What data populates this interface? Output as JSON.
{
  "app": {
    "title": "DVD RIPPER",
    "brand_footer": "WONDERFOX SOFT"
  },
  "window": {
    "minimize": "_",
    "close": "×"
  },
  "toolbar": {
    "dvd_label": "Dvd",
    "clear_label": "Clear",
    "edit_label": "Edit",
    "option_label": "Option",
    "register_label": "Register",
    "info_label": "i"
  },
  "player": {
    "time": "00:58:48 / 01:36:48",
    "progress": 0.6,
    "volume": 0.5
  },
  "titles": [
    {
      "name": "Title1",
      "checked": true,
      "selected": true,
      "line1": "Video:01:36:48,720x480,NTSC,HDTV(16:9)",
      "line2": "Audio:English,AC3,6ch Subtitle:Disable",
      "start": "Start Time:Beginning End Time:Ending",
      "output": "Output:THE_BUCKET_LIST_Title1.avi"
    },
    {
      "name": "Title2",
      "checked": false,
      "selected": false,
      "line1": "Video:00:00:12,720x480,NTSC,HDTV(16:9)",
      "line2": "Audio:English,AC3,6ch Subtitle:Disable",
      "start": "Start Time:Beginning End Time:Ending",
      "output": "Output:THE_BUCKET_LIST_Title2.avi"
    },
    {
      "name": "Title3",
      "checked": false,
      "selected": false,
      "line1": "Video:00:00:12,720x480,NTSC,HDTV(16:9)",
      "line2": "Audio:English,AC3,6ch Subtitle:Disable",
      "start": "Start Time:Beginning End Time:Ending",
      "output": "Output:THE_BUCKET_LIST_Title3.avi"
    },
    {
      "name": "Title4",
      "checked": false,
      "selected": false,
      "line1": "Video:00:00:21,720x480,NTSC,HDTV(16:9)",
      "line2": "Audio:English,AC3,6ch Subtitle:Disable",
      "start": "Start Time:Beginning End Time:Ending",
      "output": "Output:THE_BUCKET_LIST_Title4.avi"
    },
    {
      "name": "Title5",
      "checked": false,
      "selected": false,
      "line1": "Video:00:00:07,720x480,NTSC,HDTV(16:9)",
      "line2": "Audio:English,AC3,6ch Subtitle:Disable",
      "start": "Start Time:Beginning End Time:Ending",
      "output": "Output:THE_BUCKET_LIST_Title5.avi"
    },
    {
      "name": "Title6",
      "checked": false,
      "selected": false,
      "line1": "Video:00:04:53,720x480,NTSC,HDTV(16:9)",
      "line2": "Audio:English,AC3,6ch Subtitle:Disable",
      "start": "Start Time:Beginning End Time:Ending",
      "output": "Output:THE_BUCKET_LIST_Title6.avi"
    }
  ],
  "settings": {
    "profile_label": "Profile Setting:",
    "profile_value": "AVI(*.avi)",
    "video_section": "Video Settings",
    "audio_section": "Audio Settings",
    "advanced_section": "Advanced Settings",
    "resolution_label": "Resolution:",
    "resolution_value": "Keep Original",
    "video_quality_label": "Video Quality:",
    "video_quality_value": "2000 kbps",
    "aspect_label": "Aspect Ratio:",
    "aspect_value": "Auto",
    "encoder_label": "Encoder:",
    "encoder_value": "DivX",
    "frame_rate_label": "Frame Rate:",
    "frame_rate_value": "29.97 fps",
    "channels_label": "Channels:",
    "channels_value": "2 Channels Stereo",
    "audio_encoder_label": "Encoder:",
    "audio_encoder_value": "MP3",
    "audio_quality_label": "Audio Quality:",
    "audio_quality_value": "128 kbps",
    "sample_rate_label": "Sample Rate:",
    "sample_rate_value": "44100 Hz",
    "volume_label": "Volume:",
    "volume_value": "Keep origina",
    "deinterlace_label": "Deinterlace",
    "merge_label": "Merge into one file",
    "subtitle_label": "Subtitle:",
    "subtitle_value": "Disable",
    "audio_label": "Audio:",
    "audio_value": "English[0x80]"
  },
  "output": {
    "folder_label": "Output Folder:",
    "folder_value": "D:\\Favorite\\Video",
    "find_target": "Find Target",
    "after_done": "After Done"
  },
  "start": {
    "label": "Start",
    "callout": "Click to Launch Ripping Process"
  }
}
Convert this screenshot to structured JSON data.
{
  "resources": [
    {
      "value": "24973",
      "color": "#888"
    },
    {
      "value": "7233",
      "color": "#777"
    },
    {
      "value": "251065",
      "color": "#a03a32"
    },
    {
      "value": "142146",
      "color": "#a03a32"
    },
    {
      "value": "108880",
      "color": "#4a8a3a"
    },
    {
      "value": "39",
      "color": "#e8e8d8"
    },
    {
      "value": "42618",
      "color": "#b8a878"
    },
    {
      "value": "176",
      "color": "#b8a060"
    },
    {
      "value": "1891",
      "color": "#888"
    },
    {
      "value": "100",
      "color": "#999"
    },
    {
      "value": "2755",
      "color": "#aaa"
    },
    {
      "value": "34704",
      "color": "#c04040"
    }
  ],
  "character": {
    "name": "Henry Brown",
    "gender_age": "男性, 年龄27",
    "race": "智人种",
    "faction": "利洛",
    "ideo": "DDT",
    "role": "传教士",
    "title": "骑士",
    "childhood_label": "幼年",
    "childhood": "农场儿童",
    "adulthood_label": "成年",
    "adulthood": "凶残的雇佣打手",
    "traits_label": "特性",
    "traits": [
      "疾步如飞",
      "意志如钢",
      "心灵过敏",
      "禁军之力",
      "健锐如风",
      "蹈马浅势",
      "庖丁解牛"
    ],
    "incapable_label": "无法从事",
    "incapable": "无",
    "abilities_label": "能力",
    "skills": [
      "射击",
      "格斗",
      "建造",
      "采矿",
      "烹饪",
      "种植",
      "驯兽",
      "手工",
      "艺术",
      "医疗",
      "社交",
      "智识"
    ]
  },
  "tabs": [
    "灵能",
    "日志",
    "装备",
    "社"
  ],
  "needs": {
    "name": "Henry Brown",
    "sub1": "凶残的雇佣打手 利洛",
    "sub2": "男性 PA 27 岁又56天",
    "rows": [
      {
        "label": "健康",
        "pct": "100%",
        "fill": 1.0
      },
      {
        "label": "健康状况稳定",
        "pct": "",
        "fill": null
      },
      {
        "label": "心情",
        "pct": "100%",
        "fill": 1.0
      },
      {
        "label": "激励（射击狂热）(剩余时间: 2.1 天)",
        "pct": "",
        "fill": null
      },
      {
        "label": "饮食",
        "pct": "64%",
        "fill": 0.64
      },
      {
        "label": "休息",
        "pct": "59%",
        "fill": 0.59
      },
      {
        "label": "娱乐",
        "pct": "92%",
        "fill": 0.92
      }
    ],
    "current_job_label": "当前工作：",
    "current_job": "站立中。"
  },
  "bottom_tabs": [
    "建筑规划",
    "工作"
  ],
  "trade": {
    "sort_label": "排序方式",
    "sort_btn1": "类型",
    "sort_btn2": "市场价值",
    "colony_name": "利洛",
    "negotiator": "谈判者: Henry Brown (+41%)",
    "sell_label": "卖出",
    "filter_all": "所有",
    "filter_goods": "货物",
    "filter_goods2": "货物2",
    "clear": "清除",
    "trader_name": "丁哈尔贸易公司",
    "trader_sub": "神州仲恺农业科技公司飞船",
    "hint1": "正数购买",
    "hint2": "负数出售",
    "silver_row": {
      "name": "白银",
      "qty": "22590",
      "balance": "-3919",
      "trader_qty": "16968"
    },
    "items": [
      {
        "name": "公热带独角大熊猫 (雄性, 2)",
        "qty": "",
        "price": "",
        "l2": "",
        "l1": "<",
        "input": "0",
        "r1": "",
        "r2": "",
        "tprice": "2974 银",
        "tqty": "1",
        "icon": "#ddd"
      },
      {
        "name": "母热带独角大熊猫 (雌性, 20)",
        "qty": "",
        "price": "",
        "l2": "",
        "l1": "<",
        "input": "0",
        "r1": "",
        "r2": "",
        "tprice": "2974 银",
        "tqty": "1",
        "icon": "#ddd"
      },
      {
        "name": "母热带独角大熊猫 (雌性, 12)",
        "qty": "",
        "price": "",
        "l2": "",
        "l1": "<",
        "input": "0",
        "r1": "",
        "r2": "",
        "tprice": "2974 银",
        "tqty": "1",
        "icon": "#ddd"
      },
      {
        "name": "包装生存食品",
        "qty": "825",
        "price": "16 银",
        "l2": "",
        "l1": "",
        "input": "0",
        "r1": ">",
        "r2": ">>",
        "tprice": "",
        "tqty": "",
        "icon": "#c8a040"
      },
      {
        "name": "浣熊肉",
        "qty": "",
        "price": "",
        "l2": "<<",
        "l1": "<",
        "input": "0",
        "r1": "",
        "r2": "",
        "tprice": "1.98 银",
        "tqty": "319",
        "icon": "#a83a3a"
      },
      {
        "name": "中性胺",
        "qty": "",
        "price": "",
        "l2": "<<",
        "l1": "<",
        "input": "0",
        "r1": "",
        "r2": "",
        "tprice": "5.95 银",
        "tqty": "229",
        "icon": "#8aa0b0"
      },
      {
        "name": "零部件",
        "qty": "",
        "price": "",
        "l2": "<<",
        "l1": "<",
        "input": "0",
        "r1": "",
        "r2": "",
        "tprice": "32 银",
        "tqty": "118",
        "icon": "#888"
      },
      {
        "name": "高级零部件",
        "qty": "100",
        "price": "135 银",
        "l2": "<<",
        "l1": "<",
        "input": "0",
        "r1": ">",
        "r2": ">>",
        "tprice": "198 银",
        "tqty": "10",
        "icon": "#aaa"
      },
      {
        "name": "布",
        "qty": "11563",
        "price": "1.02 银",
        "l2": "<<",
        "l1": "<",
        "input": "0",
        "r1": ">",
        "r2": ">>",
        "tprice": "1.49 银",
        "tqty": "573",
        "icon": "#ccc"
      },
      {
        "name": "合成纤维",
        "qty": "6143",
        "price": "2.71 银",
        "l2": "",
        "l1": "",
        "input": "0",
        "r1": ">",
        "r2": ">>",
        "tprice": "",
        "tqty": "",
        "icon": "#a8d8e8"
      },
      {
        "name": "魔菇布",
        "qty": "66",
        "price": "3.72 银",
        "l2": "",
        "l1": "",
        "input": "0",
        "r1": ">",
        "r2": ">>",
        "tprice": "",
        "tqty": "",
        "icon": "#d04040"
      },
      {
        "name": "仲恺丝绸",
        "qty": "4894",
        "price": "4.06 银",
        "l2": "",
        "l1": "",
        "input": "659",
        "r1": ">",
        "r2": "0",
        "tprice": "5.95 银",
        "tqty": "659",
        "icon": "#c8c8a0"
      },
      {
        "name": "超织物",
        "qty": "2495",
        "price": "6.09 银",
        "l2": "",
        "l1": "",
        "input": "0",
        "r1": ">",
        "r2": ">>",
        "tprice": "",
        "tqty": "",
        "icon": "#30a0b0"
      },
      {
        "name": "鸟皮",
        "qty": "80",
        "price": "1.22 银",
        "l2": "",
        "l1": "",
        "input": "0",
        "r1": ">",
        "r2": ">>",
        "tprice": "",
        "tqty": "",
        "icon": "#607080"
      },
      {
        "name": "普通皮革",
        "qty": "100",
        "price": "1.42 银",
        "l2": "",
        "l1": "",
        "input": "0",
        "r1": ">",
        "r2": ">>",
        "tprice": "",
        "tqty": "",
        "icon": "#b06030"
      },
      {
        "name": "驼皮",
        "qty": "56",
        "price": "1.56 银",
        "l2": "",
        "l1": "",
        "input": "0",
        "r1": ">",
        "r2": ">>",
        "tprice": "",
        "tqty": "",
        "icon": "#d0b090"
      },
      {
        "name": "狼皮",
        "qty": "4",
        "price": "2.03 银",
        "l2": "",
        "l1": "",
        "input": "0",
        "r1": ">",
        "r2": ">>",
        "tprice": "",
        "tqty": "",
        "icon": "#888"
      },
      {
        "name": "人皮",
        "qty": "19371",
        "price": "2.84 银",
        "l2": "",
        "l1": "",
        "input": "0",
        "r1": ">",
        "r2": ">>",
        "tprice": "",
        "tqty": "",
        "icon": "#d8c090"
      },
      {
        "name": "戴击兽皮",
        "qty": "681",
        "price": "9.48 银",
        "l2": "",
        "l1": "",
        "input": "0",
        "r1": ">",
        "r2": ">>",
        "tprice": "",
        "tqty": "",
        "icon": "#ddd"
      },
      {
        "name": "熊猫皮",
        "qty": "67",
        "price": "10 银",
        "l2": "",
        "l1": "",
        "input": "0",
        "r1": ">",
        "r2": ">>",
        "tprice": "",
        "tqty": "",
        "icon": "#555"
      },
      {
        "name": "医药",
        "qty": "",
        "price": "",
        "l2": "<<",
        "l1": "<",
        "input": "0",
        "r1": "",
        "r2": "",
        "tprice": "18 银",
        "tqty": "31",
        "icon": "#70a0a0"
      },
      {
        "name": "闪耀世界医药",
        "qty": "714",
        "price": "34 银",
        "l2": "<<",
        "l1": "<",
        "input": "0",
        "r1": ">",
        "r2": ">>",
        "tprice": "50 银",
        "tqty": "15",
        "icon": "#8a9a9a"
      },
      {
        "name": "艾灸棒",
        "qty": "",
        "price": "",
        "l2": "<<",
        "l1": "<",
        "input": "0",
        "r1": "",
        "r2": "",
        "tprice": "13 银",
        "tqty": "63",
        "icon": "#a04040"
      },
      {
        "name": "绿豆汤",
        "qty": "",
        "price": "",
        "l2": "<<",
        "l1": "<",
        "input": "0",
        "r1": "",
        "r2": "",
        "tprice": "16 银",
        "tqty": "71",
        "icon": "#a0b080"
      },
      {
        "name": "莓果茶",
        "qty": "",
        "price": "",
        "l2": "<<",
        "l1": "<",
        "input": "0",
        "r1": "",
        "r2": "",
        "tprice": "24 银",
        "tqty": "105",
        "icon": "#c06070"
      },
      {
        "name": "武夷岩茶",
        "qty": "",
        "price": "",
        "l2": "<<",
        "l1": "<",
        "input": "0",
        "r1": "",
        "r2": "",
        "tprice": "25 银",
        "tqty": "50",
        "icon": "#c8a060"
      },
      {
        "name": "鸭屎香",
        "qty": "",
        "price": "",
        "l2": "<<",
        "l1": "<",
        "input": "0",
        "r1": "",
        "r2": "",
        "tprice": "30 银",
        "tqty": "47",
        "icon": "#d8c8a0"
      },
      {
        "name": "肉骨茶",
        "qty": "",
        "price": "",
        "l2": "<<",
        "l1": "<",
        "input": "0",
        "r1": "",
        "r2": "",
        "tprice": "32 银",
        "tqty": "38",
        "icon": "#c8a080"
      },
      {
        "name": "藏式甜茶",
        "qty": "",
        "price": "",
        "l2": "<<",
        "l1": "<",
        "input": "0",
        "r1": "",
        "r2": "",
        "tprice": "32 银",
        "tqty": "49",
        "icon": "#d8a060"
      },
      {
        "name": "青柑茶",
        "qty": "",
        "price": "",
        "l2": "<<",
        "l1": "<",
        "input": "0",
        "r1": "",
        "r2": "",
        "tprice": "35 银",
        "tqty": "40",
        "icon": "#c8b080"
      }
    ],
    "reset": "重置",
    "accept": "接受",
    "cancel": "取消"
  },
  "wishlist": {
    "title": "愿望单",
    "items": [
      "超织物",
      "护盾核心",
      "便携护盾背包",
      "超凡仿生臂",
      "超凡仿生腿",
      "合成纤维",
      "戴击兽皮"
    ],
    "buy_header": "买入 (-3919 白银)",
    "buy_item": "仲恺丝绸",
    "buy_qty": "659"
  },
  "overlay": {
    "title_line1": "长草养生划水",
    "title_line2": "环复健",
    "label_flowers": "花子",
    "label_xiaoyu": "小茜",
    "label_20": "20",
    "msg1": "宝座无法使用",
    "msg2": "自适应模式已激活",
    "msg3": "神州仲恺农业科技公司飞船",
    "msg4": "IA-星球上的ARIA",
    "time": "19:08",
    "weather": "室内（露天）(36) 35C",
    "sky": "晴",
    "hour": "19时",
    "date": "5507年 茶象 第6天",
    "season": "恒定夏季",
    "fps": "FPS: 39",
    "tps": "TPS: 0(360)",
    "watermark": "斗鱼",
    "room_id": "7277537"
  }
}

··········

From the entries above, pull out each line that includes "color".

_Written solution_
      "color": "#888"
      "color": "#777"
      "color": "#a03a32"
      "color": "#a03a32"
      "color": "#4a8a3a"
      "color": "#e8e8d8"
      "color": "#b8a878"
      "color": "#b8a060"
      "color": "#888"
      "color": "#999"
      "color": "#aaa"
      "color": "#c04040"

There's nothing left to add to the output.